▶ _SET EXERCISE_: Could you print every record below exactly as it appears?

>>>

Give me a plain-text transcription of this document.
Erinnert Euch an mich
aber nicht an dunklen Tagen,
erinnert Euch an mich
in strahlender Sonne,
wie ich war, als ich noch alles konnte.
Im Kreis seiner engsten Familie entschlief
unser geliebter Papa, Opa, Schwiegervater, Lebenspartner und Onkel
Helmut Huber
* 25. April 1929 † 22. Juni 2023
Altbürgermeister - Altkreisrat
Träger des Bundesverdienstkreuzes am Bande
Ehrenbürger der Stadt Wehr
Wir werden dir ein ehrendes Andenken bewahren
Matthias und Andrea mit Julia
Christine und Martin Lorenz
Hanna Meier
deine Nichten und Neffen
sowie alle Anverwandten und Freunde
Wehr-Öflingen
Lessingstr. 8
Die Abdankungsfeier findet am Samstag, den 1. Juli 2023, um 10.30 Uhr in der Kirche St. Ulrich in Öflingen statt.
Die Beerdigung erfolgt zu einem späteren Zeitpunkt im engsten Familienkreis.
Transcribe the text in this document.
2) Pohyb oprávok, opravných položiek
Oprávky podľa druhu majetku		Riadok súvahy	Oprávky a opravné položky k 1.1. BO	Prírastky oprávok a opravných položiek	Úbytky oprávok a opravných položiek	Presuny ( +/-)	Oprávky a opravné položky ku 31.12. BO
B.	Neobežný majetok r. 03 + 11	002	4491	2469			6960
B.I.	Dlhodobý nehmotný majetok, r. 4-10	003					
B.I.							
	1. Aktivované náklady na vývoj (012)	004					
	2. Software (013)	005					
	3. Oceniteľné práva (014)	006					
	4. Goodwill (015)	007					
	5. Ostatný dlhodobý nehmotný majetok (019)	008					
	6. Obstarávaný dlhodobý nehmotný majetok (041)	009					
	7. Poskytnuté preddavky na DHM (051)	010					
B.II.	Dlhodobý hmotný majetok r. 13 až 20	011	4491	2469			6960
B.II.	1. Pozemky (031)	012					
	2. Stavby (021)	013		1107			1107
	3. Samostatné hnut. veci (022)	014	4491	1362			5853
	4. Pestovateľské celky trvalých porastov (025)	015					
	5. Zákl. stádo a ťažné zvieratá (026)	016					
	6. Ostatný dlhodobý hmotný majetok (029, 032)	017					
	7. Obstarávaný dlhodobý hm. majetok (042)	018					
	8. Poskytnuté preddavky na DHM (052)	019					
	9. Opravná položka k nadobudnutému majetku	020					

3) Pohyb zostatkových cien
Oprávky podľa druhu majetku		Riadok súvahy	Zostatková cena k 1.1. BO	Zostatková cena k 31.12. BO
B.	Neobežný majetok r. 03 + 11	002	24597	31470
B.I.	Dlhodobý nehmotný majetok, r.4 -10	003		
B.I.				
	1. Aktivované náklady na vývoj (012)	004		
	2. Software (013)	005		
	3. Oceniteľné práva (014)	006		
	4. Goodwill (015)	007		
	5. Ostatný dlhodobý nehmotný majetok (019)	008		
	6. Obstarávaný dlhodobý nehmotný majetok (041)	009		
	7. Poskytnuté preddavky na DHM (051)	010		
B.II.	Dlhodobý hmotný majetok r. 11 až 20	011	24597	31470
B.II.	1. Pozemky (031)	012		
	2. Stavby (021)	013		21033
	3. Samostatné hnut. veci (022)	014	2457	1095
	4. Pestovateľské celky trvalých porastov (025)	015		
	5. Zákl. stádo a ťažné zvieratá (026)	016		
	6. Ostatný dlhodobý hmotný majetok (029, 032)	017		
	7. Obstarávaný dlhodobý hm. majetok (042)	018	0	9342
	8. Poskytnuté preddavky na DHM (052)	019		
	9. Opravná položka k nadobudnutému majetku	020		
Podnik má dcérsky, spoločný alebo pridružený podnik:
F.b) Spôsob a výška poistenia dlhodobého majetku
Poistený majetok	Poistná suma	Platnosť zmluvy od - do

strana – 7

<<<

▶ _OUTPUT OF THE TASK_:
Give me a plain-text transcription of this document.
Erinnert Euch an mich
aber nicht an dunklen Tagen,
erinnert Euch an mich
in strahlender Sonne,
wie ich war, als ich noch alles konnte.
Im Kreis seiner engsten Familie entschlief
unser geliebter Papa, Opa, Schwiegervater, Lebenspartner und Onkel
Helmut Huber
* 25. April 1929 † 22. Juni 2023
Altbürgermeister - Altkreisrat
Träger des Bundesverdienstkreuzes am Bande
Ehrenbürger der Stadt Wehr
Wir werden dir ein ehrendes Andenken bewahren
Matthias und Andrea mit Julia
Christine und Martin Lorenz
Hanna Meier
deine Nichten und Neffen
sowie alle Anverwandten und Freunde
Wehr-Öflingen
Lessingstr. 8
Die Abdankungsfeier findet am Samstag, den 1. Juli 2023, um 10.30 Uhr in der Kirche St. Ulrich in Öflingen statt.
Die Beerdigung erfolgt zu einem späteren Zeitpunkt im engsten Familienkreis.
Transcribe the text in this document.
2) Pohyb oprávok, opravných položiek
Oprávky podľa druhu majetku		Riadok súvahy	Oprávky a opravné položky k 1.1. BO	Prírastky oprávok a opravných položiek	Úbytky oprávok a opravných položiek	Presuny ( +/-)	Oprávky a opravné položky ku 31.12. BO
B.	Neobežný majetok r. 03 + 11	002	4491	2469			6960
B.I.	Dlhodobý nehmotný majetok, r. 4-10	003					
B.I.							
	1. Aktivované náklady na vývoj (012)	004					
	2. Software (013)	005					
	3. Oceniteľné práva (014)	006					
	4. Goodwill (015)	007					
	5. Ostatný dlhodobý nehmotný majetok (019)	008					
	6. Obstarávaný dlhodobý nehmotný majetok (041)	009					
	7. Poskytnuté preddavky na DHM (051)	010					
B.II.	Dlhodobý hmotný majetok r. 13 až 20	011	4491	2469			6960
B.II.	1. Pozemky (031)	012					
	2. Stavby (021)	013		1107			1107
	3. Samostatné hnut. veci (022)	014	4491	1362			5853
	4. Pestovateľské celky trvalých porastov (025)	015					
	5. Zákl. stádo a ťažné zvieratá (026)	016					
	6. Ostatný dlhodobý hmotný majetok (029, 032)	017					
	7. Obstarávaný dlhodobý hm. majetok (042)	018					
	8. Poskytnuté preddavky na DHM (052)	019					
	9. Opravná položka k nadobudnutému majetku	020					

3) Pohyb zostatkových cien
Oprávky podľa druhu majetku		Riadok súvahy	Zostatková cena k 1.1. BO	Zostatková cena k 31.12. BO
B.	Neobežný majetok r. 03 + 11	002	24597	31470
B.I.	Dlhodobý nehmotný majetok, r.4 -10	003		
B.I.				
	1. Aktivované náklady na vývoj (012)	004		
	2. Software (013)	005		
	3. Oceniteľné práva (014)	006		
	4. Goodwill (015)	007		
	5. Ostatný dlhodobý nehmotný majetok (019)	008		
	6. Obstarávaný dlhodobý nehmotný majetok (041)	009		
	7. Poskytnuté preddavky na DHM (051)	010		
B.II.	Dlhodobý hmotný majetok r. 11 až 20	011	24597	31470
B.II.	1. Pozemky (031)	012		
	2. Stavby (021)	013		21033
	3. Samostatné hnut. veci (022)	014	2457	1095
	4. Pestovateľské celky trvalých porastov (025)	015		
	5. Zákl. stádo a ťažné zvieratá (026)	016		
	6. Ostatný dlhodobý hmotný majetok (029, 032)	017		
	7. Obstarávaný dlhodobý hm. majetok (042)	018	0	9342
	8. Poskytnuté preddavky na DHM (052)	019		
	9. Opravná položka k nadobudnutému majetku	020		
Podnik má dcérsky, spoločný alebo pridružený podnik:
F.b) Spôsob a výška poistenia dlhodobého majetku
Poistený majetok	Poistná suma	Platnosť zmluvy od - do

strana – 7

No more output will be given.